> **EXERCISE**
Copy each line that holds "icon".

> **EXERCISE DATA**

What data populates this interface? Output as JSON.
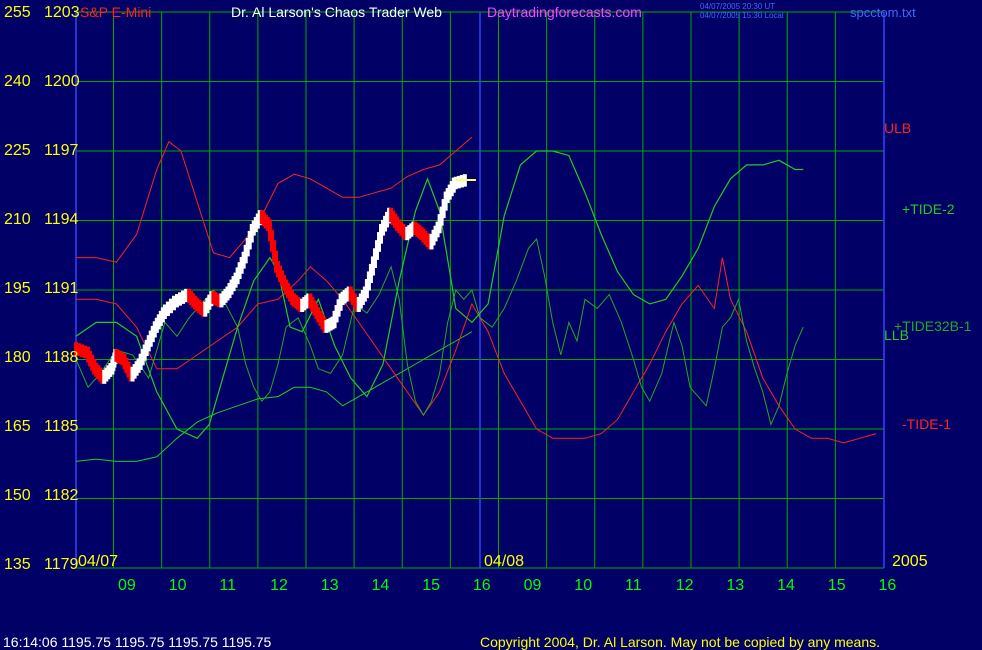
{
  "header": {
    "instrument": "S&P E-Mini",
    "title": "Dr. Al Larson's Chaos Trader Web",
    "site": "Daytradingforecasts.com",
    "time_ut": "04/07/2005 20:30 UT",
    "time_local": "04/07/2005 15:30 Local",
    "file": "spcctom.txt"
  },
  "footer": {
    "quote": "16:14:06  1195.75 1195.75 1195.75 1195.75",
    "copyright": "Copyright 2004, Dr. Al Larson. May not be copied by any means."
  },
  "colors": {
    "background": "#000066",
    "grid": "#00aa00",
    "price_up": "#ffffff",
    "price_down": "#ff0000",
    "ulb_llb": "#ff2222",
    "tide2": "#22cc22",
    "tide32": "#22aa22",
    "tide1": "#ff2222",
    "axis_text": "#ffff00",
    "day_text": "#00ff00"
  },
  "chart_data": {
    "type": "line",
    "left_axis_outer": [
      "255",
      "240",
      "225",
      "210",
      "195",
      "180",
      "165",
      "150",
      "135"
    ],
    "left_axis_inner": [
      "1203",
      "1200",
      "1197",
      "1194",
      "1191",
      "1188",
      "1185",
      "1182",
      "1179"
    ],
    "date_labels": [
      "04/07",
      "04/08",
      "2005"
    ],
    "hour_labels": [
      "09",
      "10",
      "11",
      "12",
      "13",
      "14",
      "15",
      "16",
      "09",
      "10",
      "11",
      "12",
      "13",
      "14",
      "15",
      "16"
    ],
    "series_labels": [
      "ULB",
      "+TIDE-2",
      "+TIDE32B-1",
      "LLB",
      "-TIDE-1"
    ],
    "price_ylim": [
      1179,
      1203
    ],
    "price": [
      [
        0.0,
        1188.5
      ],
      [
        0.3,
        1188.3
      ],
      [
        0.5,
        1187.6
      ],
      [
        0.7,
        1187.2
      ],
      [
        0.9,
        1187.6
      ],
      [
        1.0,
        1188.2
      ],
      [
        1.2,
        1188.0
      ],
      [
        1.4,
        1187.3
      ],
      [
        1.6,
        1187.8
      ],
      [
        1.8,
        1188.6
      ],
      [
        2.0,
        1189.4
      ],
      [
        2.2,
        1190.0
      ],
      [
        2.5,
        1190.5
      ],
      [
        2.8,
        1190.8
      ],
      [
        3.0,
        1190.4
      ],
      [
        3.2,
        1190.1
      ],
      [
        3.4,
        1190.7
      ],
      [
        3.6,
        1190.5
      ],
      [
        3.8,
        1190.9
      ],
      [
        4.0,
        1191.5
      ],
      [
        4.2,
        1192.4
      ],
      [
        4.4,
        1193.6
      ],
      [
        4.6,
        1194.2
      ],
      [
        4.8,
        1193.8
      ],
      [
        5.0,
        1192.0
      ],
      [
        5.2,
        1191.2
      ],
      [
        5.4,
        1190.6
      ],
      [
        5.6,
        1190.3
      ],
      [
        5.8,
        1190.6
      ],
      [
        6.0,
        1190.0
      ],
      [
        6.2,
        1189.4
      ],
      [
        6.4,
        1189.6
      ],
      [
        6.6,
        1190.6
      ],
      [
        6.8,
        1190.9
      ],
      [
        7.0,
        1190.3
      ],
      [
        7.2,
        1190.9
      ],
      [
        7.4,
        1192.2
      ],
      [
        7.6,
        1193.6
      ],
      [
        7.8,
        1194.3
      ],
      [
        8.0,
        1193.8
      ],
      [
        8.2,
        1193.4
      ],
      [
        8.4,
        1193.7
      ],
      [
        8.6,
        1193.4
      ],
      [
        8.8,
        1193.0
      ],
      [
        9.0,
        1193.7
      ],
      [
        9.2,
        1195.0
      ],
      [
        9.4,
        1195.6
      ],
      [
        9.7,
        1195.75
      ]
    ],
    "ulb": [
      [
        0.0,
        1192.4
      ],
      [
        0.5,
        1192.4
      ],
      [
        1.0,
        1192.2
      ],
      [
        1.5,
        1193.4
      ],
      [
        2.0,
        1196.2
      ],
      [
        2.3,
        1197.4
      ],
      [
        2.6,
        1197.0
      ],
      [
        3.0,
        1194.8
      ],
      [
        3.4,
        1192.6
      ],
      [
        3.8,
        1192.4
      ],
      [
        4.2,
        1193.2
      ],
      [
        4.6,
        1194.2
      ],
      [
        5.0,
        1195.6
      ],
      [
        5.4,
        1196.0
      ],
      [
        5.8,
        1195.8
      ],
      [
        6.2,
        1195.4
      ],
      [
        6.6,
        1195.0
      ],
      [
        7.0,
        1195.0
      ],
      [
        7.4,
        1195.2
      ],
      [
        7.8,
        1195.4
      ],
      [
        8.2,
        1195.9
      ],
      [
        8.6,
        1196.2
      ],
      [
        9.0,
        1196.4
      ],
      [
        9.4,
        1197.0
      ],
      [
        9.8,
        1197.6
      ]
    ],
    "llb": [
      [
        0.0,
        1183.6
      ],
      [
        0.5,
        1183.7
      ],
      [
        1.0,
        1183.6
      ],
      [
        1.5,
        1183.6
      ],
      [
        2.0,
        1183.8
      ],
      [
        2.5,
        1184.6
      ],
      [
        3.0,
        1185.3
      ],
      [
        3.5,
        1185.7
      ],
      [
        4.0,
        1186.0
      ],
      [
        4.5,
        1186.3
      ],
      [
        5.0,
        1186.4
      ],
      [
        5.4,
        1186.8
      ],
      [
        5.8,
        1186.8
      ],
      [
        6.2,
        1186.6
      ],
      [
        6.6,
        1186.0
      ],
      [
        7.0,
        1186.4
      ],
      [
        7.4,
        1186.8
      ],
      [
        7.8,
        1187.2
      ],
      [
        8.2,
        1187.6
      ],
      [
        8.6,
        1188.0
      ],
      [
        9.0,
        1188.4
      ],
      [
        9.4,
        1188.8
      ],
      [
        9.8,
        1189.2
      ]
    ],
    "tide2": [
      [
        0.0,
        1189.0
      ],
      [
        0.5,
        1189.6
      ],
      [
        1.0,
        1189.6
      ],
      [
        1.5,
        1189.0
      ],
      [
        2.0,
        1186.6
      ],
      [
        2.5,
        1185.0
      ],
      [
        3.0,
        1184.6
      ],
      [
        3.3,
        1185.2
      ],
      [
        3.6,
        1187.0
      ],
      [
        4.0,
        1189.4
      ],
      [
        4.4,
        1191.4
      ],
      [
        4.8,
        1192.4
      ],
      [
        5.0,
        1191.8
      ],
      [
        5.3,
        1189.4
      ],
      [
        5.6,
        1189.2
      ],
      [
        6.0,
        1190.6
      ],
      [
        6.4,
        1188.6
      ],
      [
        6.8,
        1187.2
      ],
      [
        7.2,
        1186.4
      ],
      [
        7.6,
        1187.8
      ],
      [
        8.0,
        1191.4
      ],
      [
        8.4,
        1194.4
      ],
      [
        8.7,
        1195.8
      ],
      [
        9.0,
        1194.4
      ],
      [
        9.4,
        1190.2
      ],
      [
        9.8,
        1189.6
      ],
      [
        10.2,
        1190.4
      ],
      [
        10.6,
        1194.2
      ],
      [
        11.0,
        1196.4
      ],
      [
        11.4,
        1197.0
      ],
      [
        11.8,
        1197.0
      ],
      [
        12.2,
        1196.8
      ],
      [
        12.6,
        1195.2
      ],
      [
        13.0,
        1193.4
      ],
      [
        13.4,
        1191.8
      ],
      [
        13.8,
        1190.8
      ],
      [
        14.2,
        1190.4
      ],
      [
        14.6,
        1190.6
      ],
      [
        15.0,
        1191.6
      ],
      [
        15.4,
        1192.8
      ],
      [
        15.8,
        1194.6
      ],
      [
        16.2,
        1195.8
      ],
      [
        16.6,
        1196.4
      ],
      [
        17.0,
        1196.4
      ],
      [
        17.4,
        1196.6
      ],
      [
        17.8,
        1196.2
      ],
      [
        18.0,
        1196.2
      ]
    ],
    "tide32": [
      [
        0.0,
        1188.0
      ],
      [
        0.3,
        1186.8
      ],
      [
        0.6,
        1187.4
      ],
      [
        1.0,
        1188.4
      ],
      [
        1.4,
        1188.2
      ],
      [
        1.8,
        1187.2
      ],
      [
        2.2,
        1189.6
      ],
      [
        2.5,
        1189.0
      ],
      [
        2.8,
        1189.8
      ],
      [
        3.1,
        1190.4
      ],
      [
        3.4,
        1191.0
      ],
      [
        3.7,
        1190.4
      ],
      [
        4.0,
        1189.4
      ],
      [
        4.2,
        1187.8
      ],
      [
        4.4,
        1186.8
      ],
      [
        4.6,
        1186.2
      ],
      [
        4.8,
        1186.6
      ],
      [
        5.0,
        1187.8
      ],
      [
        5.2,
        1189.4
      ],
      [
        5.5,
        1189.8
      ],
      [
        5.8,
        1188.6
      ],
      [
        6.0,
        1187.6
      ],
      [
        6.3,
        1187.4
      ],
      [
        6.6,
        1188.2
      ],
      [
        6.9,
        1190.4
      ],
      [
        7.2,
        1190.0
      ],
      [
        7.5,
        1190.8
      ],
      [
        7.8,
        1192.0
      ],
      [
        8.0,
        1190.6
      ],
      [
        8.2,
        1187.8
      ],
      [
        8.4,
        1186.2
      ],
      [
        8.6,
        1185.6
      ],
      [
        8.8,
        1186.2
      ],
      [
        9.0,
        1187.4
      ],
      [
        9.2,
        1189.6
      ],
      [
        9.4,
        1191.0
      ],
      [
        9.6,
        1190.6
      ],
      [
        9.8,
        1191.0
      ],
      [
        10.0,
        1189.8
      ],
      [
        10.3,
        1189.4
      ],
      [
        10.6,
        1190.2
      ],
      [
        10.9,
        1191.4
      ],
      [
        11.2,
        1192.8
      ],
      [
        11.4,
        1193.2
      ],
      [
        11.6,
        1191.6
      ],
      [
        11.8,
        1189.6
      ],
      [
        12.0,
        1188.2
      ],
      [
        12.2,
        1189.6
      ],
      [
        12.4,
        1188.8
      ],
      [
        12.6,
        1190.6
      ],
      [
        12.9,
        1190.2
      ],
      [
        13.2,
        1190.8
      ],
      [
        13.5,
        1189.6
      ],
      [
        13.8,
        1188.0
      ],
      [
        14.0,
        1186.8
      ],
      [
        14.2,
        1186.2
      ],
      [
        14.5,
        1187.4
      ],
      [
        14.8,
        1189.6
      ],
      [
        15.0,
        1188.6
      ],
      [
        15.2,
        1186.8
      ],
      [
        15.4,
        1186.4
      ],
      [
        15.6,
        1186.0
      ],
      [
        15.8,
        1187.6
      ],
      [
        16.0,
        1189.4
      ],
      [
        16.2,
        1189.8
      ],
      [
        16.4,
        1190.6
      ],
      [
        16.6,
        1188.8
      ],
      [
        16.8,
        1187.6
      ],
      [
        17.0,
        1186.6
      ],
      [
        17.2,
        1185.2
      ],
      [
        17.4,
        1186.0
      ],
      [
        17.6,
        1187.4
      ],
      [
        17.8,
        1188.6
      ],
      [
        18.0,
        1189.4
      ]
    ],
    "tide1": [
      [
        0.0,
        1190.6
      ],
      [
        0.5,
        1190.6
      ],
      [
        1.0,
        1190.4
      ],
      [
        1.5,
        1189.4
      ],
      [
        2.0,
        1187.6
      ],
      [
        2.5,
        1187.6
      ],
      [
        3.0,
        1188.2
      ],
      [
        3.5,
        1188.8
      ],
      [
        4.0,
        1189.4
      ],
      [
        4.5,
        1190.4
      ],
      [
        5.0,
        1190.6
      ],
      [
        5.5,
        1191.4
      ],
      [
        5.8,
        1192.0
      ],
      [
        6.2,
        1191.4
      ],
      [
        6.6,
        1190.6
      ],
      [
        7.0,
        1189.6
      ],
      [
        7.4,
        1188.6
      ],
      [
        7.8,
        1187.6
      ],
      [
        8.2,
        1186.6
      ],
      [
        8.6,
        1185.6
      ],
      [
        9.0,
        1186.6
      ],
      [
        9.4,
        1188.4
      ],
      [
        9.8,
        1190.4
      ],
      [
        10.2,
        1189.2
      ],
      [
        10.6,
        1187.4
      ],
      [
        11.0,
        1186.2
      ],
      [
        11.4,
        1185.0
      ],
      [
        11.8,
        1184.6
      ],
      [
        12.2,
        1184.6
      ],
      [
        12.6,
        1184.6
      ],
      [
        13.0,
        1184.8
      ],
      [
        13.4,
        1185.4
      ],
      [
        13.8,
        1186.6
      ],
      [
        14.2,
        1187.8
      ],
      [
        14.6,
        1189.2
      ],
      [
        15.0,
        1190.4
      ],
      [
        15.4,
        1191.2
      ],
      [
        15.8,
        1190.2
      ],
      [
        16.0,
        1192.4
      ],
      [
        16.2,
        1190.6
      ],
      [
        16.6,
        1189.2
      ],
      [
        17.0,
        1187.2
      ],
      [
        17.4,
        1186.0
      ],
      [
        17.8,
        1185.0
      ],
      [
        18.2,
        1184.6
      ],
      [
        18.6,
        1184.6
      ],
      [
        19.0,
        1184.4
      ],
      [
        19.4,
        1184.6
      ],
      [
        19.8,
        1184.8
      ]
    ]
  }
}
--
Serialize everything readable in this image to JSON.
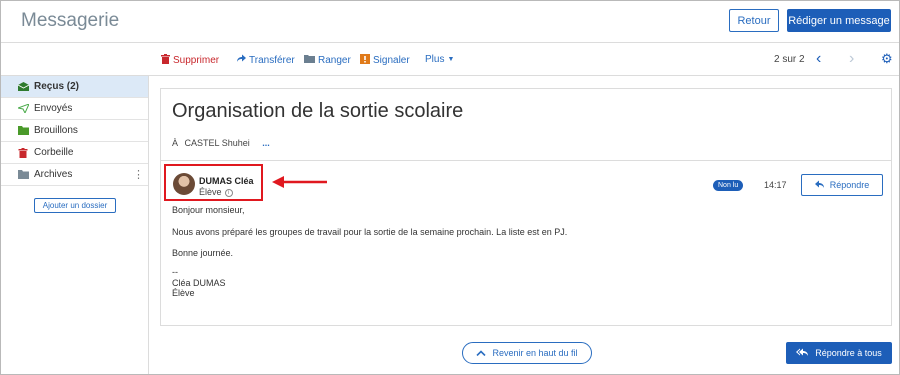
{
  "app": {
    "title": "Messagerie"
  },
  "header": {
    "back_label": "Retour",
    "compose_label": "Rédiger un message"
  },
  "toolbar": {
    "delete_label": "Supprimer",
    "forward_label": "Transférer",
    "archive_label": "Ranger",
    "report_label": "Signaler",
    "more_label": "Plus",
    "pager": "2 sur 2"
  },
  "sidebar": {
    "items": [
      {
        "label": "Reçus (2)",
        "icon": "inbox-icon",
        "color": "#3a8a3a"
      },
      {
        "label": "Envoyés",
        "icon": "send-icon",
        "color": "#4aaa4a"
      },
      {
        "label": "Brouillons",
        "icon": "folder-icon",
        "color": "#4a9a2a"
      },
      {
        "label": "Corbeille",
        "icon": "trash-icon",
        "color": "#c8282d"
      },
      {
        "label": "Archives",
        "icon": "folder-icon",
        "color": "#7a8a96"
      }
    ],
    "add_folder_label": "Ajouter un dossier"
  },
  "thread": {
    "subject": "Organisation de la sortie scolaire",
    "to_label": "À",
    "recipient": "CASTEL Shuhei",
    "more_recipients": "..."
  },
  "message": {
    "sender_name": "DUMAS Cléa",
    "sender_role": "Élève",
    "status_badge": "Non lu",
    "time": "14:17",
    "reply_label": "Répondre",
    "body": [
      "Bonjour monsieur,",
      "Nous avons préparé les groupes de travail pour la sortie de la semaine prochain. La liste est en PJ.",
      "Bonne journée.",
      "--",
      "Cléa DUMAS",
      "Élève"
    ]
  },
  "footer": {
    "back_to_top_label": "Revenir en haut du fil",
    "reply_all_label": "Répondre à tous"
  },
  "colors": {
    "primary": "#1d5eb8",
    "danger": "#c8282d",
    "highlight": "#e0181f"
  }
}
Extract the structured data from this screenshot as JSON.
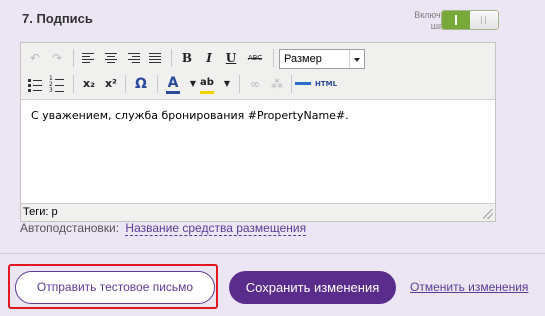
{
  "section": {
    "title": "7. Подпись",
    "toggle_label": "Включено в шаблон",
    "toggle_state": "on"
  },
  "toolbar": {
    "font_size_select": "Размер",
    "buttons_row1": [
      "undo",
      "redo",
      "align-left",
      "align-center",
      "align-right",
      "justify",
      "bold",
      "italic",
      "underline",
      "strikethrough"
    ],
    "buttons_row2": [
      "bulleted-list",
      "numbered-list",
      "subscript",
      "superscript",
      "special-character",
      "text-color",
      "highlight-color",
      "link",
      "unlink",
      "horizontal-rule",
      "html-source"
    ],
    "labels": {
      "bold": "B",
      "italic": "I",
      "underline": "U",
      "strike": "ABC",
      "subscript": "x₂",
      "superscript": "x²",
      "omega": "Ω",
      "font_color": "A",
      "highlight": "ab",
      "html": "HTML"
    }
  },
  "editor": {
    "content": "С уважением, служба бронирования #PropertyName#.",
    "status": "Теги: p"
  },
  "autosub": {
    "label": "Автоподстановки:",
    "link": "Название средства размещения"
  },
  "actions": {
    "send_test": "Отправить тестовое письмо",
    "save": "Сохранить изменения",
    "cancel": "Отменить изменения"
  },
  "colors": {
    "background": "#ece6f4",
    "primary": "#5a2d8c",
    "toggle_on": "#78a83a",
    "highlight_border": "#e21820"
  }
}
...
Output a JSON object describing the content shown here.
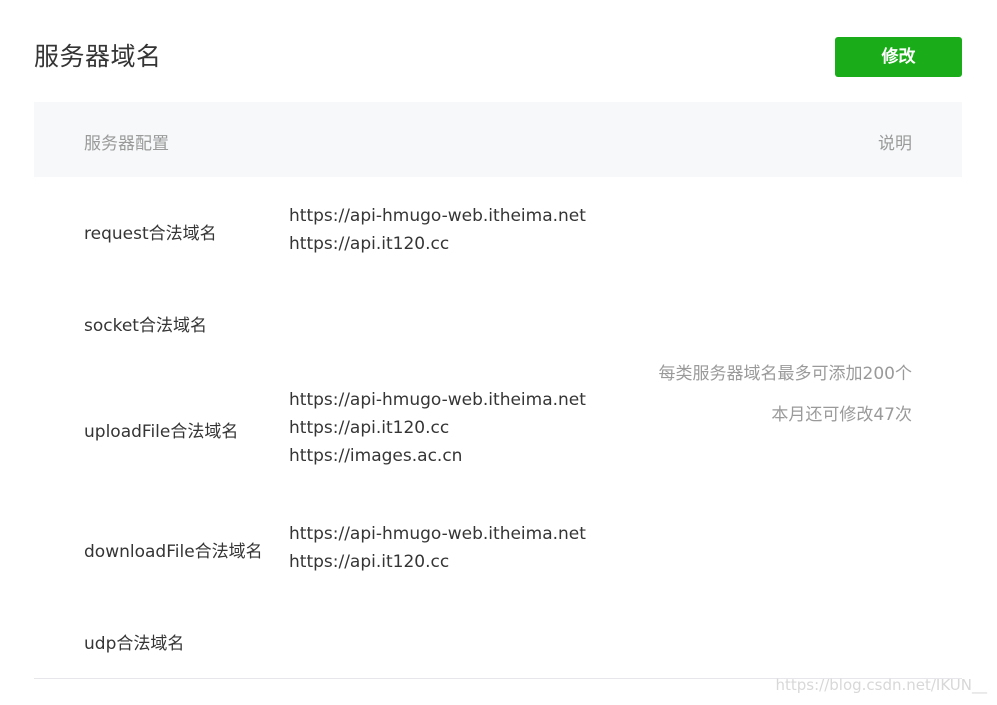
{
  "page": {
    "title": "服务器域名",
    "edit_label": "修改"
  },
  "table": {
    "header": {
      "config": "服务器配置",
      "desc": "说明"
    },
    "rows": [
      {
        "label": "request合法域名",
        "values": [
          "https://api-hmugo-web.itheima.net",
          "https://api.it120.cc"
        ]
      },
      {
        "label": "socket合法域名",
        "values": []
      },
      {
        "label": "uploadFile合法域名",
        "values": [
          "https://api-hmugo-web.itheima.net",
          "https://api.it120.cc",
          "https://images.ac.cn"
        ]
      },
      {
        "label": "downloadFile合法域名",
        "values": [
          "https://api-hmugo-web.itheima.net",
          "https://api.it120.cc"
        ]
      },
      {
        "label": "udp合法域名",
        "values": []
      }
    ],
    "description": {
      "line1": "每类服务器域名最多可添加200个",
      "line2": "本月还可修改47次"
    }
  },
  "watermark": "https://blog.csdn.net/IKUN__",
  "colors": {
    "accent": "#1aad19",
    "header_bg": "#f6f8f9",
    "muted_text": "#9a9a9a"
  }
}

> **RESPONSE TO THIS EXERCISE**
        "icon": "inbox-icon",
        "icon": "send-icon",
        "icon": "folder-icon",
        "icon": "trash-icon",
        "icon": "folder-icon",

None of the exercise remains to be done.